* _WHAT TO WORK ON_
Find "What data was" in the data, then restate the line it sits in and every later line word for word, ending with the last line.

>>

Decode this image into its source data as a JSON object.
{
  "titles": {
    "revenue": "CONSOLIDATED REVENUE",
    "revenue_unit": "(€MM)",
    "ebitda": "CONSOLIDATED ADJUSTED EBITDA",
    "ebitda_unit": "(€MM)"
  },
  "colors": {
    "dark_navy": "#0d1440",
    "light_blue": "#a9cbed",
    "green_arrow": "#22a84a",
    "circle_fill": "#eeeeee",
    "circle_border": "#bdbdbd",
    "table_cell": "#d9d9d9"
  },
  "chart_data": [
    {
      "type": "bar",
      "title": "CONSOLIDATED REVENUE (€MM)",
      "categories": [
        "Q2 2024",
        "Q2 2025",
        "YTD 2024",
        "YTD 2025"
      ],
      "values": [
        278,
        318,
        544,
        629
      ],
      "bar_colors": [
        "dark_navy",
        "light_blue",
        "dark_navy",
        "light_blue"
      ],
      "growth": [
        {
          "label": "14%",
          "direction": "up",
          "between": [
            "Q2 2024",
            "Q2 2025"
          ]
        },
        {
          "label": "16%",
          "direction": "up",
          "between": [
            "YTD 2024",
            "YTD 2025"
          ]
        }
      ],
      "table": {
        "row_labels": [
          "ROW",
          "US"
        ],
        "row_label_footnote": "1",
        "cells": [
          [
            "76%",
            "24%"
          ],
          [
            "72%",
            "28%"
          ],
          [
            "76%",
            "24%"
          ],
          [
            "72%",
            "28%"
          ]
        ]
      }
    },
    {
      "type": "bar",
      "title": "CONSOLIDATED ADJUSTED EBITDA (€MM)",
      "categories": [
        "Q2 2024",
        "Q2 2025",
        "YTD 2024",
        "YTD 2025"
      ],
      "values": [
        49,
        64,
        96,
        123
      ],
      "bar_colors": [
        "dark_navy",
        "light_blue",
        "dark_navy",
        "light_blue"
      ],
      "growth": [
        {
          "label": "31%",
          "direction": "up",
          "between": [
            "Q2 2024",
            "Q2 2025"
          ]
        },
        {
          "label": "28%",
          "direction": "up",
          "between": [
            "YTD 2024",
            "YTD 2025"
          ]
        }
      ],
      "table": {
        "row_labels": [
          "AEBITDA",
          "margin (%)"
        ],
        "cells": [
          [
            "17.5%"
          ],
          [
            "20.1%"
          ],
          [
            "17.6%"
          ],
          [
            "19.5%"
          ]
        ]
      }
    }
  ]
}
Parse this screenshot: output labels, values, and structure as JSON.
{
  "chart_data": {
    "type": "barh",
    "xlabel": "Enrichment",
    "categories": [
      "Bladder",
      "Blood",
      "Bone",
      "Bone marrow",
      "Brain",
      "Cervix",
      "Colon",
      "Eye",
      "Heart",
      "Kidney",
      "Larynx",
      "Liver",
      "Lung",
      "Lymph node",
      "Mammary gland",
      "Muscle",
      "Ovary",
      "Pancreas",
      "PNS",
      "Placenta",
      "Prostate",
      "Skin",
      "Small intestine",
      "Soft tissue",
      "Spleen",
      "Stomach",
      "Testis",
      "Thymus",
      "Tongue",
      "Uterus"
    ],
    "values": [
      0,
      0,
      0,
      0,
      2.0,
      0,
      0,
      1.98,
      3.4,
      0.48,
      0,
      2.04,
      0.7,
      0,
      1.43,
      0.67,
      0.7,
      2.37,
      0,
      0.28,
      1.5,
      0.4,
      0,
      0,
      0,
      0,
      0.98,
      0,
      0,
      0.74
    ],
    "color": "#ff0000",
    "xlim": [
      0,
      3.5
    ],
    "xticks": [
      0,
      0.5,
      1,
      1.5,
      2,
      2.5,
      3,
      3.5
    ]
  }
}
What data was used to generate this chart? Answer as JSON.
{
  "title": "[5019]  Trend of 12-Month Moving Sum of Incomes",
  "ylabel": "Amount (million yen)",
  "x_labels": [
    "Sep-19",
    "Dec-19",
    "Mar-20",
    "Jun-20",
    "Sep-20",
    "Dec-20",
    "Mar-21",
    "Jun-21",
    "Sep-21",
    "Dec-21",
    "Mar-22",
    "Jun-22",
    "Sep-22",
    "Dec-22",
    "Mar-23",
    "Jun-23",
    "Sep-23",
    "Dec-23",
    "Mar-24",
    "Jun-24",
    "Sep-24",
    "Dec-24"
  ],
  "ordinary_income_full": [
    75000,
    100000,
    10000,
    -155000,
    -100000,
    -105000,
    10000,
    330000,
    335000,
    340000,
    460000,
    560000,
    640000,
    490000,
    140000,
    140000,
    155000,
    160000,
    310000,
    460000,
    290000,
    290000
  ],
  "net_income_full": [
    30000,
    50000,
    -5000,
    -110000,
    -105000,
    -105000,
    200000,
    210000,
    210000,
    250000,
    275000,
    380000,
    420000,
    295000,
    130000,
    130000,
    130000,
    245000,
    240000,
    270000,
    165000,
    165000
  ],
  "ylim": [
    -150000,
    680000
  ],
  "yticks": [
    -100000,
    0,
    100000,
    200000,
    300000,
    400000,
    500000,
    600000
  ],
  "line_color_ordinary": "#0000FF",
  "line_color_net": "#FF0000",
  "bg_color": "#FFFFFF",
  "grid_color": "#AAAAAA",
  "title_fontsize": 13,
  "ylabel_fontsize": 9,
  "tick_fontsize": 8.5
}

<<

* _SOLUTION TO THIS PROBLEM_
What data was used to generate this chart? Answer as JSON.
{
  "title": "[5019]  Trend of 12-Month Moving Sum of Incomes",
  "ylabel": "Amount (million yen)",
  "x_labels": [
    "Sep-19",
    "Dec-19",
    "Mar-20",
    "Jun-20",
    "Sep-20",
    "Dec-20",
    "Mar-21",
    "Jun-21",
    "Sep-21",
    "Dec-21",
    "Mar-22",
    "Jun-22",
    "Sep-22",
    "Dec-22",
    "Mar-23",
    "Jun-23",
    "Sep-23",
    "Dec-23",
    "Mar-24",
    "Jun-24",
    "Sep-24",
    "Dec-24"
  ],
  "ordinary_income_full": [
    75000,
    100000,
    10000,
    -155000,
    -100000,
    -105000,
    10000,
    330000,
    335000,
    340000,
    460000,
    560000,
    640000,
    490000,
    140000,
    140000,
    155000,
    160000,
    310000,
    460000,
    290000,
    290000
  ],
  "net_income_full": [
    30000,
    50000,
    -5000,
    -110000,
    -105000,
    -105000,
    200000,
    210000,
    210000,
    250000,
    275000,
    380000,
    420000,
    295000,
    130000,
    130000,
    130000,
    245000,
    240000,
    270000,
    165000,
    165000
  ],
  "ylim": [
    -150000,
    680000
  ],
  "yticks": [
    -100000,
    0,
    100000,
    200000,
    300000,
    400000,
    500000,
    600000
  ],
  "line_color_ordinary": "#0000FF",
  "line_color_net": "#FF0000",
  "bg_color": "#FFFFFF",
  "grid_color": "#AAAAAA",
  "title_fontsize": 13,
  "ylabel_fontsize": 9,
  "tick_fontsize": 8.5
}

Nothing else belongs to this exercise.